Records from a dataset:

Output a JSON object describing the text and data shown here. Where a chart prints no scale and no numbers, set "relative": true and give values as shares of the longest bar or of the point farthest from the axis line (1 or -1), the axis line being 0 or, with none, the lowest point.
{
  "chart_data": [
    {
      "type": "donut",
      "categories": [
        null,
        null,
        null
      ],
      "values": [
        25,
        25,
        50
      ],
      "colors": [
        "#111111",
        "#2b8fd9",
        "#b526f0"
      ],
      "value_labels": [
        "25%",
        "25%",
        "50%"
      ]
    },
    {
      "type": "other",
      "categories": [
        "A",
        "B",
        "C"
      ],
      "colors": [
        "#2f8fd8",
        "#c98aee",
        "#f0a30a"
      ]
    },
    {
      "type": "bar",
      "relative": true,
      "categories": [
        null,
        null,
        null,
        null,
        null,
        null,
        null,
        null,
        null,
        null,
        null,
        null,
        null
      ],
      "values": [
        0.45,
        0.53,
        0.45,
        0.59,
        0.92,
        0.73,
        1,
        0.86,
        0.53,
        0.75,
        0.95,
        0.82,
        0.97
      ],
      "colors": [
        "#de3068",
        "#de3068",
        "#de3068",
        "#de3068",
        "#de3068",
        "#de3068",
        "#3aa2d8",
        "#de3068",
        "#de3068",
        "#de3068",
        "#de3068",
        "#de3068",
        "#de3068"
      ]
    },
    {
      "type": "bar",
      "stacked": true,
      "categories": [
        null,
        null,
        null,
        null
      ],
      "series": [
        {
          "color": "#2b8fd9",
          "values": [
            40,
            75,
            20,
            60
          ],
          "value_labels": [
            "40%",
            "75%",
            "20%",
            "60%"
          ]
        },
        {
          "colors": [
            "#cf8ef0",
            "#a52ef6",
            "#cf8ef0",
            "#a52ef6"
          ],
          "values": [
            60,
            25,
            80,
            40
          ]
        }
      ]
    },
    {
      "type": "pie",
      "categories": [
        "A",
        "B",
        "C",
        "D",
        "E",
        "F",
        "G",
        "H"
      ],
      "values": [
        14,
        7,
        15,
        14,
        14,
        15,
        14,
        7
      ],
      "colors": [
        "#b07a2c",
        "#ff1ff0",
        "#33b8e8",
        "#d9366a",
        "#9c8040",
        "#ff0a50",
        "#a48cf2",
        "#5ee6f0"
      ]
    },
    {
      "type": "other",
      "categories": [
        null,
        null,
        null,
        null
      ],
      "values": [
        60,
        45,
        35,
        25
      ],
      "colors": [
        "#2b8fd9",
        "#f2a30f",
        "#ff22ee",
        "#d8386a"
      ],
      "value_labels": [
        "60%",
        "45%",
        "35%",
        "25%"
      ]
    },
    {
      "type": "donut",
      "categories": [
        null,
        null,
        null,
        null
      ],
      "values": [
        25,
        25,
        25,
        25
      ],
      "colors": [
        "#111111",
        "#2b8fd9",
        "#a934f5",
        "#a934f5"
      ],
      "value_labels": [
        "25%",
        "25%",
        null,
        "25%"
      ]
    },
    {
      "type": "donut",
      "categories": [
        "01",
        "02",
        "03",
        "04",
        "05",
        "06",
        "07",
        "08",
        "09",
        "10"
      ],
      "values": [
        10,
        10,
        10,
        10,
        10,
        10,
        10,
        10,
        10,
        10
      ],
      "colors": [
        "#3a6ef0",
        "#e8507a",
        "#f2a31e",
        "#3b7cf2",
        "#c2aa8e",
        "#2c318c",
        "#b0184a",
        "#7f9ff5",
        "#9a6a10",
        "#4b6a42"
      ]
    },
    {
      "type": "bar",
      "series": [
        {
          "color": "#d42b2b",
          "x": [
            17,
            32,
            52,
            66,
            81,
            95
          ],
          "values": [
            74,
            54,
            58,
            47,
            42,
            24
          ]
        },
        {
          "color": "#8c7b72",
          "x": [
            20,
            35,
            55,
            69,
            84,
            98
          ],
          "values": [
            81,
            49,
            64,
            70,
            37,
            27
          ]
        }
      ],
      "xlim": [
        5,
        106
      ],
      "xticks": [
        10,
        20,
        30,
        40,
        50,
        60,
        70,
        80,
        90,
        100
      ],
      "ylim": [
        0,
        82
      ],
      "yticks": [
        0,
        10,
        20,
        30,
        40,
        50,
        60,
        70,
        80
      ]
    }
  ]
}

### Brief
What is the number of lines that hold the string "true"? Reply with that number alone.

### Answer to the task
3